(Data entries)
** BEGIN **

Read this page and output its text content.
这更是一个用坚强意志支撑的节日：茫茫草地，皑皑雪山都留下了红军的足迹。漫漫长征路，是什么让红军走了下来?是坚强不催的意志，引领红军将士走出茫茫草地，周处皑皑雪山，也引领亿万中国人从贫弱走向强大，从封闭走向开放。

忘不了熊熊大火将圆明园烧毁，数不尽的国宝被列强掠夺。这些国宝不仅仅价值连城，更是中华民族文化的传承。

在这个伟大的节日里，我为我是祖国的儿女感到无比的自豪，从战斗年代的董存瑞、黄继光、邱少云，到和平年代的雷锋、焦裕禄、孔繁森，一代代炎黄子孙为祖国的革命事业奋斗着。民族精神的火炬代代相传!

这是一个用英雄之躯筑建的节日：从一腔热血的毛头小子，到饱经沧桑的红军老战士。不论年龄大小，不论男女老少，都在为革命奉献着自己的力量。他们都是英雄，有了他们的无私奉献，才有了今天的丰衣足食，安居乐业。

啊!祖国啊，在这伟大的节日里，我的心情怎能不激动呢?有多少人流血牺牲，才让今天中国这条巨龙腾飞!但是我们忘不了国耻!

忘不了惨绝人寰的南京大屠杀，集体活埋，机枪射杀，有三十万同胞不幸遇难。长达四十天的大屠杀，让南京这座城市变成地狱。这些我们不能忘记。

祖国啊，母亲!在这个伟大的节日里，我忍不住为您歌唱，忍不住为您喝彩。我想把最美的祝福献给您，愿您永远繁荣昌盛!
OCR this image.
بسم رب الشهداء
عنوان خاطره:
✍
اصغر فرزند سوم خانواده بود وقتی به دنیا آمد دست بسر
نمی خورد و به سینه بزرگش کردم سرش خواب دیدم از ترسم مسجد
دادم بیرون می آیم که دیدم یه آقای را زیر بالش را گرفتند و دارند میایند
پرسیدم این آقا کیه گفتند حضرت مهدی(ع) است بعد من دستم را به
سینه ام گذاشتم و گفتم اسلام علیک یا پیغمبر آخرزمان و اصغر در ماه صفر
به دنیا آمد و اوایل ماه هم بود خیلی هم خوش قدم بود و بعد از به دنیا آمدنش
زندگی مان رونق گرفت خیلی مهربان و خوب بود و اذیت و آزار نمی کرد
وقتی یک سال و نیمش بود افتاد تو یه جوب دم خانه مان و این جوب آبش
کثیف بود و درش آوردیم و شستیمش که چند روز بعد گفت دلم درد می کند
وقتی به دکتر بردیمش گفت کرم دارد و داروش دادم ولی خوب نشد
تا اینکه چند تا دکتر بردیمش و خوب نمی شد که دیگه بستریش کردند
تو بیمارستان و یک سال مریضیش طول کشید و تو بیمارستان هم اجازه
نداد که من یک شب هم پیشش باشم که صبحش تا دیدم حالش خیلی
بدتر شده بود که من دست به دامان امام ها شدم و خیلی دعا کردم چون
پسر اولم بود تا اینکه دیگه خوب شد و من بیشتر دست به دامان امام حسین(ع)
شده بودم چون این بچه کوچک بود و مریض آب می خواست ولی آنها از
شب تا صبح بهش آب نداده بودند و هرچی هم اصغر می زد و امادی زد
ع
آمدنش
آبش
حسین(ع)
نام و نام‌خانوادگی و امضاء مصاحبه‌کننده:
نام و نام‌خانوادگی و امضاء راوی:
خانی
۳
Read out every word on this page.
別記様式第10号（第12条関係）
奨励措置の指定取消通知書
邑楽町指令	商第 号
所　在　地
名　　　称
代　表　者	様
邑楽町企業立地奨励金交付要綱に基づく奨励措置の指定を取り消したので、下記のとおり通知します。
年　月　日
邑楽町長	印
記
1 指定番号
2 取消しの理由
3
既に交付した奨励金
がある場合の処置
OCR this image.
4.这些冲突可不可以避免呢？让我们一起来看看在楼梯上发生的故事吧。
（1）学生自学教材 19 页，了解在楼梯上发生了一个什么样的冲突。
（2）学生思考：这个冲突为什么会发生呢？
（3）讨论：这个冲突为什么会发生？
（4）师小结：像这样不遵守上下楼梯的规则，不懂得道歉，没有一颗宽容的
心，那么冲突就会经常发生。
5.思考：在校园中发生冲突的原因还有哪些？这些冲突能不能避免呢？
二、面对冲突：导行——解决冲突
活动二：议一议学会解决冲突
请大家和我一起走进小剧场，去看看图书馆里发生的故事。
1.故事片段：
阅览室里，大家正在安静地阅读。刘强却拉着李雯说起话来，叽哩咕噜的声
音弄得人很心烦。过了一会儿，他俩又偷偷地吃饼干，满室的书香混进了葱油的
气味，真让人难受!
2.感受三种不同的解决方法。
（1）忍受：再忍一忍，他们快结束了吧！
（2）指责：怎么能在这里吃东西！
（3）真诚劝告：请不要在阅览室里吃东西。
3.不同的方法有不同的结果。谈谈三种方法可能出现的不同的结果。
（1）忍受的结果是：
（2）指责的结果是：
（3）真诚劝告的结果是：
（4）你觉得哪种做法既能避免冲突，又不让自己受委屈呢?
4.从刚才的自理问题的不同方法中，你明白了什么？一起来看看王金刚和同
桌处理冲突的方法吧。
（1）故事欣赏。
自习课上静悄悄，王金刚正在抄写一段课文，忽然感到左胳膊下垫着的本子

** END **

GIVEN PROBLEM> Pick out and copy the lines of the entries that hold the string "وقتی".

SOLVED PROBLEM>
اصغر فرزند سوم خانواده بود وقتی به دنیا آمد دست بسر
وقتی یک سال و نیمش بود افتاد تو یه جوب دم خانه مان و این جوب آبش
وقتی به دکتر بردیمش گفت کرم دارد و داروش دادم ولی خوب نشد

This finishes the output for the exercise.